◆ TASK REQUIREMENTS ◆
Which lines in the entries below contain the word "their"? Copy each one.

(Dataset entries)
○ ○ ○ ○ ○

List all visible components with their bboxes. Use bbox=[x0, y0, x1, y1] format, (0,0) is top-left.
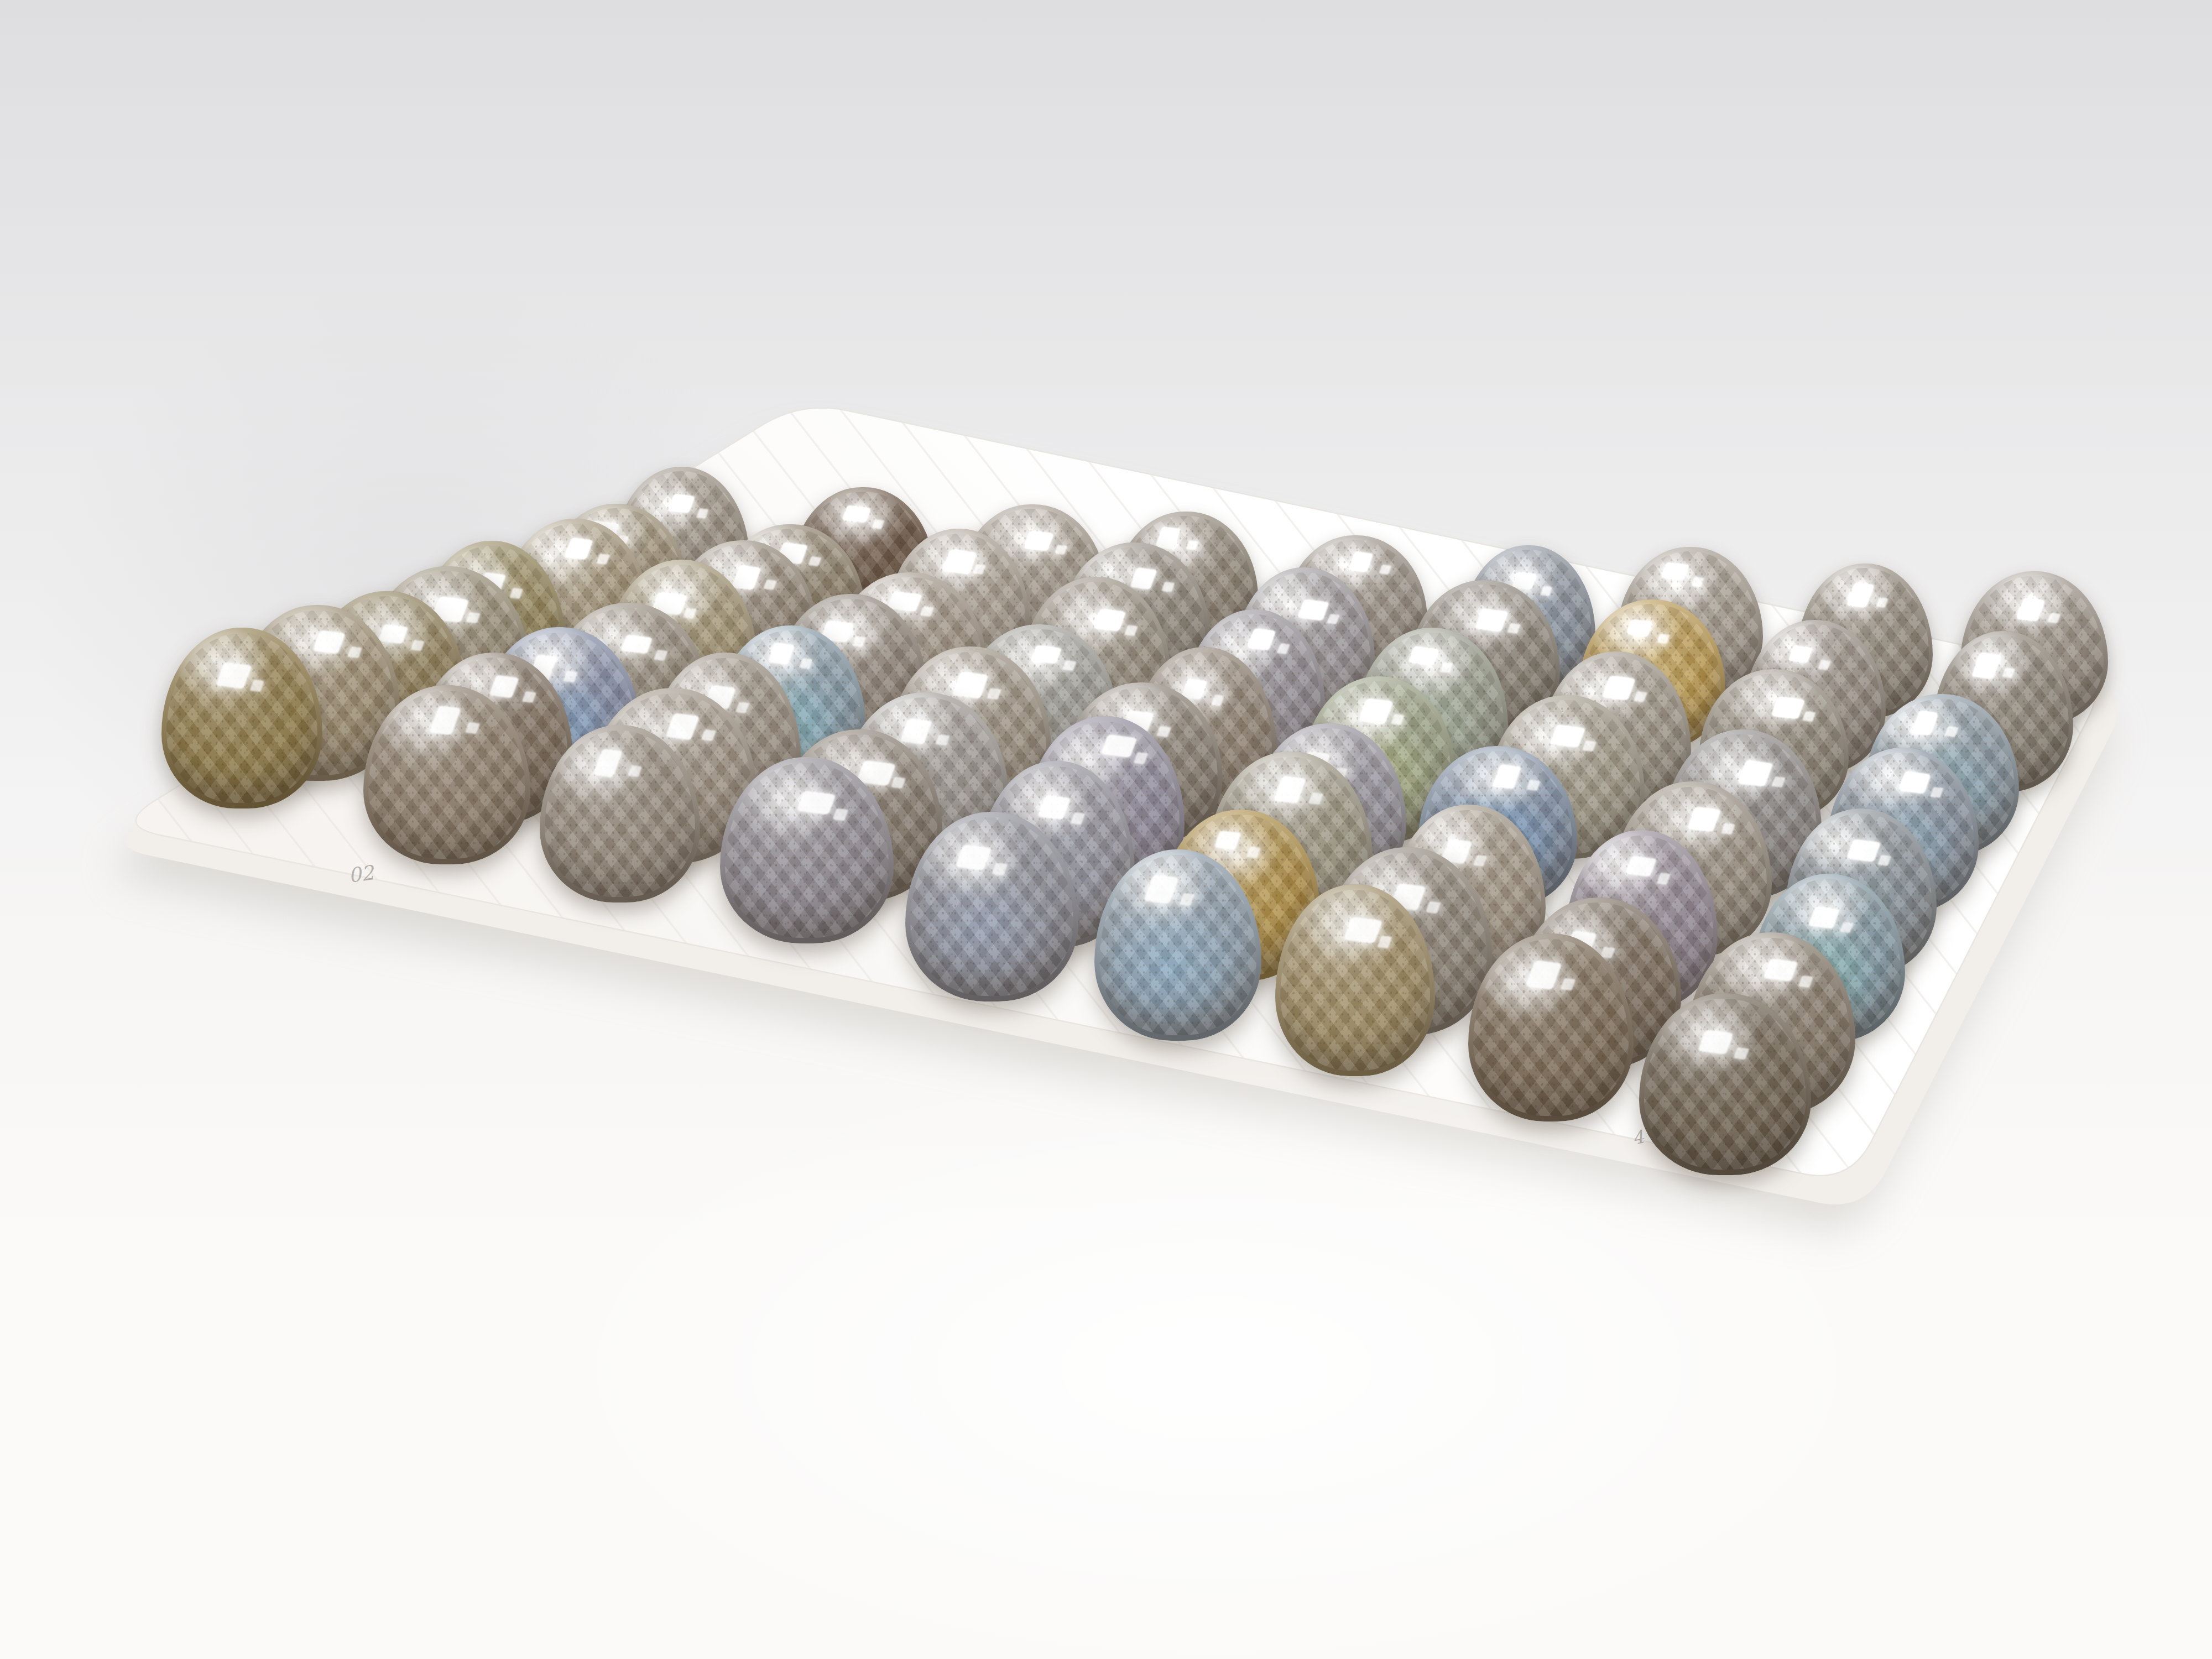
facet-highlight-small bbox=[1930, 787, 1944, 798]
gem-grid bbox=[0, 0, 2212, 1659]
facet-highlight-small bbox=[696, 508, 709, 519]
facet-highlight bbox=[1687, 806, 1721, 832]
facet-highlight-small bbox=[1070, 812, 1085, 825]
facet-highlight bbox=[955, 844, 992, 870]
facet-highlight-small bbox=[1124, 624, 1138, 635]
facet-highlight-small bbox=[1426, 901, 1441, 914]
facet-highlight-small bbox=[1246, 847, 1261, 858]
facet-highlight-small bbox=[852, 636, 866, 647]
facet-highlight-small bbox=[1877, 855, 1891, 866]
facet-highlight bbox=[888, 591, 923, 612]
facet-highlight-small bbox=[347, 646, 362, 658]
facet-highlight bbox=[1297, 599, 1330, 621]
facet-highlight bbox=[1408, 646, 1439, 666]
facet-highlight bbox=[1214, 831, 1241, 851]
facet-highlight-small bbox=[1839, 922, 1853, 933]
facet-highlight-small bbox=[1473, 855, 1488, 867]
facet-highlight-small bbox=[1211, 695, 1224, 706]
facet-highlight bbox=[1738, 760, 1773, 787]
facet-highlight-small bbox=[1379, 565, 1391, 575]
facet-highlight-small bbox=[799, 658, 813, 669]
facet-highlight-small bbox=[1391, 714, 1405, 725]
facet-highlight-small bbox=[250, 680, 265, 692]
facet-highlight-small bbox=[1582, 740, 1597, 752]
facet-highlight-small bbox=[872, 519, 884, 529]
facet-highlight-small bbox=[920, 606, 934, 617]
photo-scene: 024 bbox=[0, 0, 2212, 1659]
facet-highlight bbox=[900, 718, 932, 745]
facet-highlight-small bbox=[1798, 975, 1813, 988]
facet-highlight bbox=[1625, 855, 1657, 877]
facet-highlight-small bbox=[2002, 667, 2015, 678]
facet-highlight-small bbox=[1377, 936, 1392, 948]
facet-highlight bbox=[312, 630, 346, 654]
facet-highlight bbox=[1030, 645, 1062, 664]
facet-highlight-small bbox=[992, 862, 1008, 875]
facet-highlight bbox=[1846, 582, 1874, 608]
facet-highlight bbox=[1846, 839, 1881, 862]
facet-highlight bbox=[564, 538, 593, 560]
facet-highlight bbox=[1626, 619, 1653, 637]
facet-highlight bbox=[1130, 567, 1157, 589]
facet-highlight-small bbox=[1439, 662, 1453, 673]
facet-highlight bbox=[1144, 875, 1179, 905]
facet-highlight-small bbox=[1634, 691, 1647, 702]
facet-highlight-small bbox=[987, 688, 1001, 700]
facet-highlight bbox=[1273, 775, 1306, 804]
facet-highlight bbox=[1771, 696, 1806, 719]
facet-highlight bbox=[1343, 917, 1383, 943]
facet-highlight-small bbox=[596, 554, 610, 565]
facet-highlight bbox=[1763, 958, 1798, 982]
facet-highlight bbox=[1358, 698, 1394, 724]
facet-highlight bbox=[1525, 960, 1562, 989]
facet-highlight-small bbox=[466, 612, 481, 623]
facet-highlight bbox=[620, 634, 653, 654]
facet-highlight-small bbox=[1062, 660, 1076, 670]
facet-highlight-small bbox=[1161, 582, 1175, 592]
facet-highlight bbox=[1100, 734, 1137, 758]
facet-highlight-small bbox=[891, 777, 906, 789]
facet-highlight bbox=[1492, 764, 1522, 790]
facet-highlight-small bbox=[522, 691, 536, 703]
facet-highlight bbox=[593, 749, 623, 778]
facet-highlight bbox=[2016, 598, 2045, 622]
facet-highlight bbox=[1093, 609, 1126, 632]
facet-highlight bbox=[1788, 645, 1813, 663]
facet-highlight-small bbox=[1540, 586, 1552, 596]
facet-highlight bbox=[1475, 608, 1509, 632]
facet-highlight-small bbox=[1186, 540, 1199, 550]
facet-highlight-small bbox=[1561, 978, 1576, 990]
facet-highlight bbox=[797, 791, 836, 815]
facet-highlight bbox=[1037, 795, 1071, 820]
facet-highlight bbox=[429, 705, 462, 734]
facet-highlight-small bbox=[1656, 634, 1670, 644]
facet-highlight bbox=[1348, 551, 1373, 572]
facet-highlight bbox=[1661, 562, 1689, 581]
facet-highlight-small bbox=[1818, 660, 1830, 670]
facet-highlight-small bbox=[735, 702, 750, 713]
facet-highlight bbox=[942, 549, 978, 575]
facet-highlight bbox=[1698, 1030, 1734, 1055]
facet-highlight bbox=[732, 565, 761, 591]
facet-highlight bbox=[665, 713, 700, 740]
facet-highlight-small bbox=[465, 722, 481, 734]
facet-highlight-small bbox=[808, 556, 821, 566]
facet-highlight-small bbox=[628, 765, 643, 778]
facet-highlight-small bbox=[1771, 776, 1786, 788]
facet-highlight bbox=[1808, 906, 1840, 929]
facet-highlight-small bbox=[1692, 577, 1705, 587]
facet-highlight-small bbox=[1600, 946, 1615, 958]
facet-highlight bbox=[952, 671, 989, 698]
facet-highlight bbox=[1898, 771, 1932, 794]
facet-highlight-small bbox=[410, 640, 425, 651]
facet-highlight bbox=[1155, 526, 1181, 549]
facet-highlight bbox=[378, 624, 408, 644]
facet-highlight-small bbox=[1308, 792, 1323, 805]
facet-highlight-small bbox=[1734, 1047, 1749, 1059]
facet-highlight-small bbox=[1055, 545, 1068, 555]
facet-highlight-small bbox=[973, 564, 986, 575]
facet-highlight-small bbox=[833, 808, 849, 821]
facet-highlight-small bbox=[563, 671, 578, 683]
facet-highlight bbox=[768, 643, 795, 665]
facet-highlight-small bbox=[1134, 752, 1149, 764]
facet-highlight bbox=[1247, 628, 1276, 650]
facet-highlight bbox=[842, 505, 871, 523]
facet-highlight bbox=[1512, 571, 1537, 589]
facet-highlight bbox=[1911, 711, 1939, 735]
facet-highlight-small bbox=[701, 729, 716, 741]
facet-highlight-small bbox=[1721, 823, 1735, 834]
facet-highlight-small bbox=[1327, 614, 1339, 624]
facet-highlight-small bbox=[1277, 643, 1290, 654]
facet-highlight-small bbox=[1802, 711, 1815, 722]
facet-highlight-small bbox=[1180, 893, 1195, 905]
facet-highlight-small bbox=[763, 580, 776, 590]
facet-highlight-small bbox=[654, 650, 668, 661]
facet-highlight bbox=[668, 493, 695, 513]
facet-highlight-small bbox=[935, 734, 950, 746]
facet-highlight-small bbox=[1526, 780, 1541, 791]
facet-highlight-small bbox=[2047, 613, 2060, 623]
facet-highlight bbox=[1024, 531, 1054, 551]
facet-highlight bbox=[1971, 652, 2002, 679]
facet-highlight-small bbox=[509, 588, 523, 599]
facet-highlight-small bbox=[1156, 726, 1171, 737]
facet-highlight-small bbox=[1944, 726, 1958, 737]
facet-highlight bbox=[1550, 724, 1585, 748]
facet-highlight-small bbox=[1657, 873, 1671, 885]
facet-highlight-small bbox=[683, 608, 697, 619]
facet-highlight bbox=[216, 662, 252, 689]
facet-highlight bbox=[1602, 675, 1636, 700]
facet-highlight-small bbox=[1876, 597, 1888, 608]
facet-highlight-small bbox=[1507, 623, 1521, 634]
facet-highlight bbox=[489, 675, 519, 698]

○ ○ ○ ○ ○

◆ EXERCISE SOLUTION ◆
List all visible components with their bboxes. Use bbox=[x0, y0, x1, y1] format, (0,0) is top-left.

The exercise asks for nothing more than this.